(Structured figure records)
- - - -

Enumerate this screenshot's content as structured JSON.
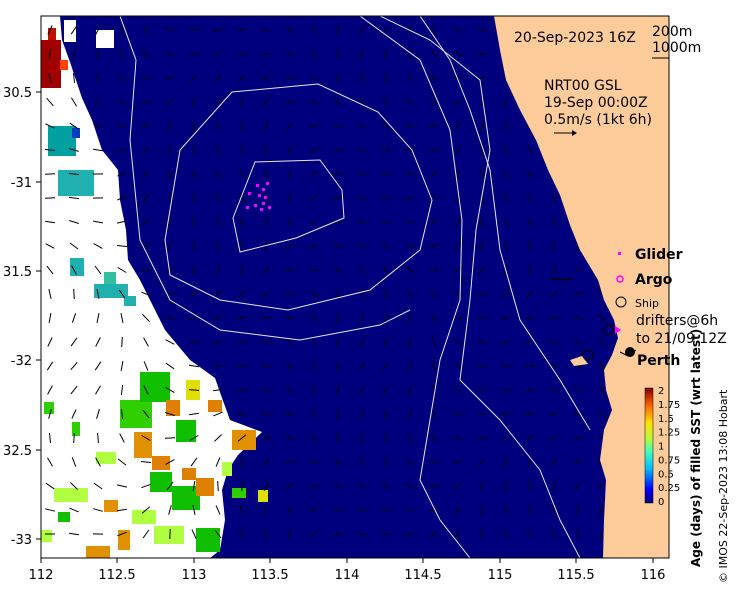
{
  "map": {
    "timestamp": "20-Sep-2023 16Z",
    "isobath_shallow": "200m",
    "isobath_deep": "1000m",
    "current_source": "NRT00 GSL",
    "current_time": "19-Sep 00:00Z",
    "current_scale": "0.5m/s (1kt 6h)",
    "credit": "© IMOS 22-Sep-2023 13:08 Hobart",
    "lon_ticks": [
      "112",
      "112.5",
      "113",
      "113.5",
      "114",
      "114.5",
      "115",
      "115.5",
      "116"
    ],
    "lat_ticks": [
      "30.5",
      "-31",
      "31.5",
      "-32",
      "32.5",
      "-33"
    ],
    "colors": {
      "ocean": "#00007f",
      "land": "#fdcc9a",
      "no_data": "#ffffff",
      "glider": "#ff00ff",
      "contour": "#e6e6e6"
    }
  },
  "legend": {
    "glider": "Glider",
    "argo": "Argo",
    "ship": "Ship",
    "drifters_line1": "drifters@6h",
    "drifters_line2": "to 21/09 12Z",
    "city": "Perth"
  },
  "colorbar": {
    "title": "Age (days) of filled SST (wrt latest)",
    "ticks": [
      "2",
      "1.75",
      "1.5",
      "1.25",
      "1",
      "0.75",
      "0.5",
      "0.25",
      "0"
    ],
    "range": [
      0,
      2
    ]
  }
}
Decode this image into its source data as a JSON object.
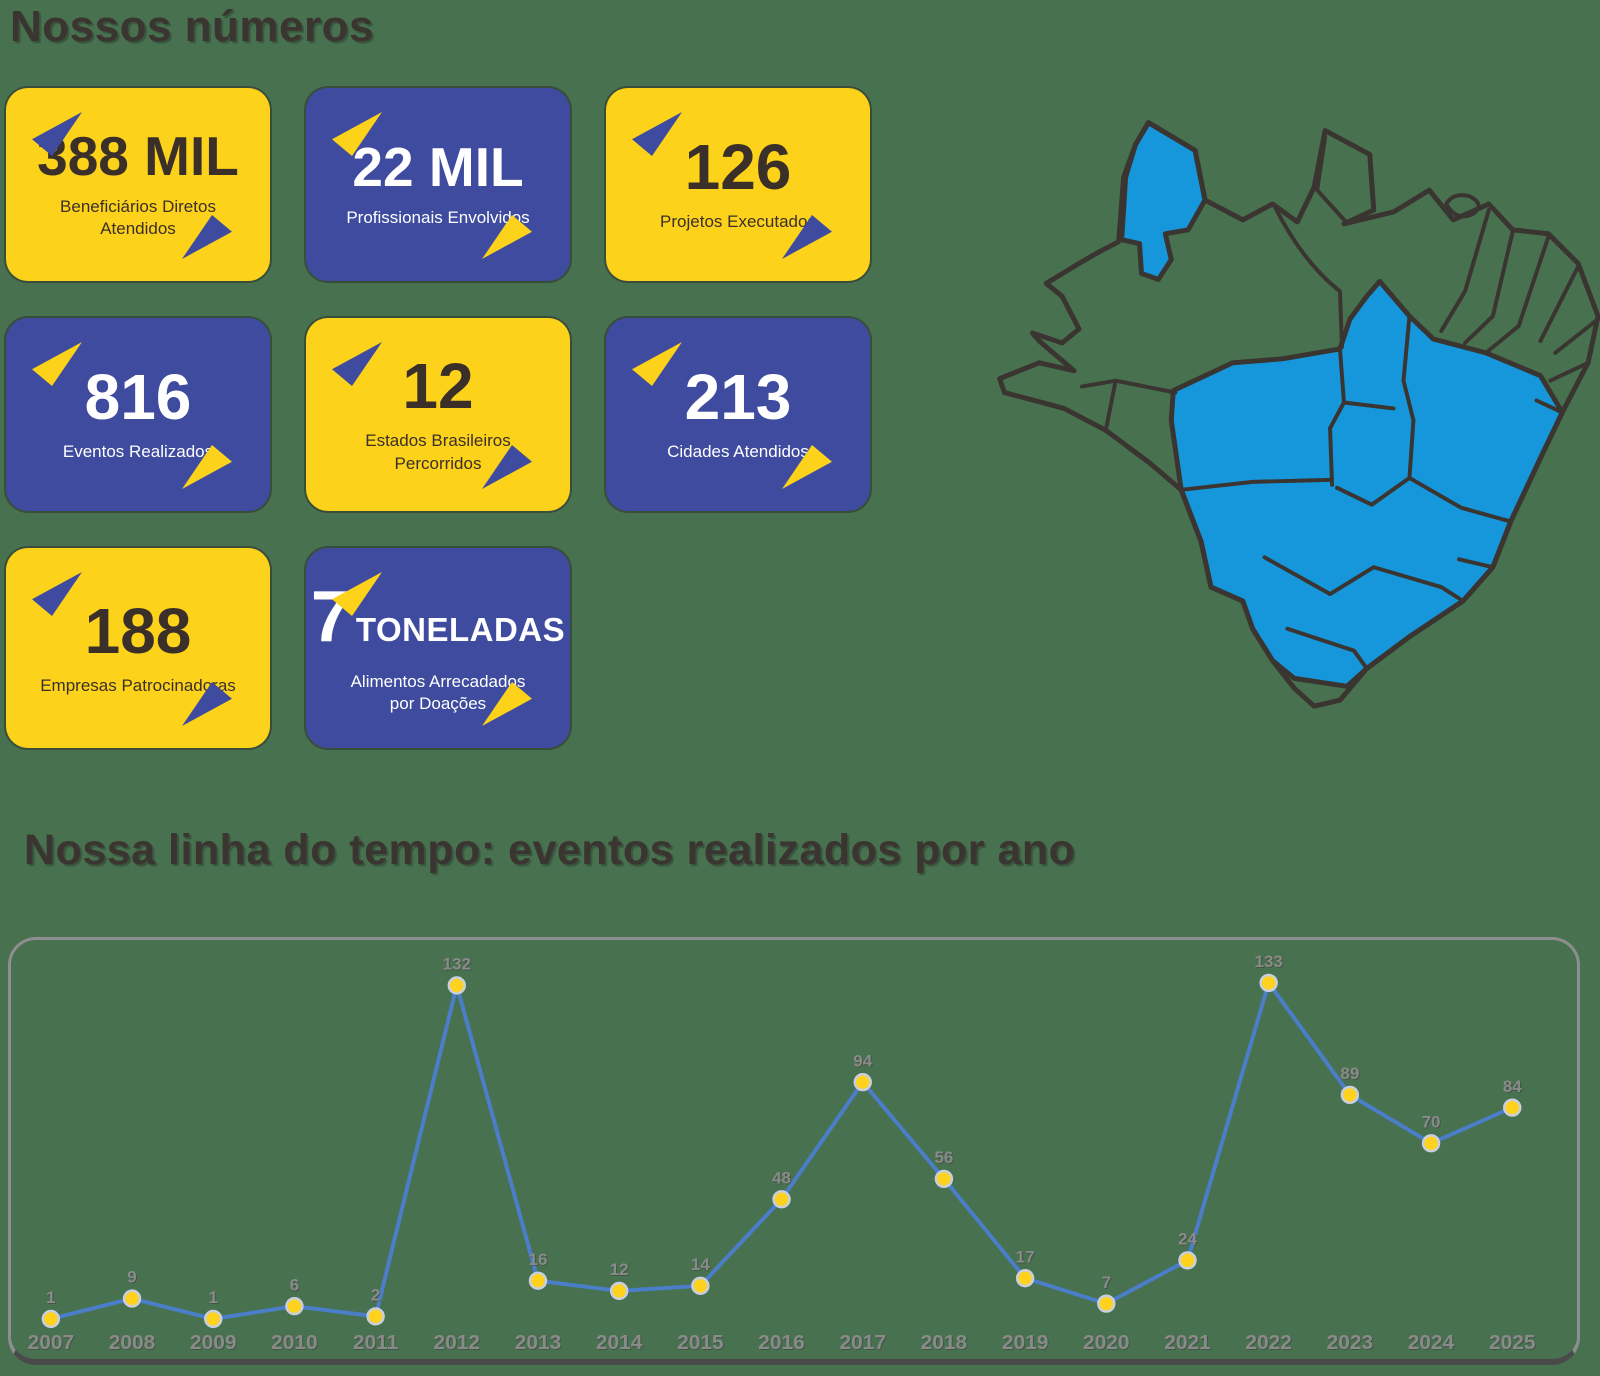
{
  "page": {
    "background_color": "#48714F"
  },
  "numbers_section": {
    "title": "Nossos números",
    "colors": {
      "yellow_card_bg": "#FCD21B",
      "blue_card_bg": "#3E4B9E",
      "dark_text": "#3B3029",
      "light_text": "#FFFFFF"
    },
    "cards": [
      {
        "value": "388 MIL",
        "suffix": "",
        "label": "Beneficiários Diretos Atendidos",
        "theme": "yellow"
      },
      {
        "value": "22 MIL",
        "suffix": "",
        "label": "Profissionais Envolvidos",
        "theme": "blue"
      },
      {
        "value": "126",
        "suffix": "",
        "label": "Projetos Executados",
        "theme": "yellow"
      },
      {
        "value": "816",
        "suffix": "",
        "label": "Eventos Realizados",
        "theme": "blue"
      },
      {
        "value": "12",
        "suffix": "",
        "label": "Estados Brasileiros Percorridos",
        "theme": "yellow"
      },
      {
        "value": "213",
        "suffix": "",
        "label": "Cidades Atendidos",
        "theme": "blue"
      },
      {
        "value": "188",
        "suffix": "",
        "label": "Empresas Patrocinadoras",
        "theme": "yellow"
      },
      {
        "value": "7",
        "suffix": "TONELADAS",
        "label": "Alimentos Arrecadados por Doações",
        "theme": "blue"
      }
    ]
  },
  "map": {
    "highlight_color": "#1697DB",
    "outline_color": "#3A3531"
  },
  "timeline_section": {
    "title": "Nossa linha do tempo: eventos realizados por ano"
  },
  "chart_data": {
    "type": "line",
    "title": "Nossa linha do tempo: eventos realizados por ano",
    "x": [
      "2007",
      "2008",
      "2009",
      "2010",
      "2011",
      "2012",
      "2013",
      "2014",
      "2015",
      "2016",
      "2017",
      "2018",
      "2019",
      "2020",
      "2021",
      "2022",
      "2023",
      "2024",
      "2025"
    ],
    "series": [
      {
        "name": "Eventos realizados por ano",
        "values": [
          1,
          9,
          1,
          6,
          2,
          132,
          16,
          12,
          14,
          48,
          94,
          56,
          17,
          7,
          24,
          133,
          89,
          70,
          84
        ]
      }
    ],
    "xlabel": "",
    "ylabel": "",
    "ylim": [
      0,
      150
    ],
    "grid": false,
    "legend": false,
    "data_labels": true,
    "line_color": "#4B7EC8",
    "marker_color": "#FFD21E",
    "marker_stroke_color": "#C9CFDF",
    "label_color": "#8A8A8A"
  }
}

- - - -

> **PROBLEM**: Out of the records, collect only those lines that contain the string "this".

> **SOLUTION BELOW**:
Enumerate this screenshot's content as structured JSON.
Decode this image into its source data as a JSON object.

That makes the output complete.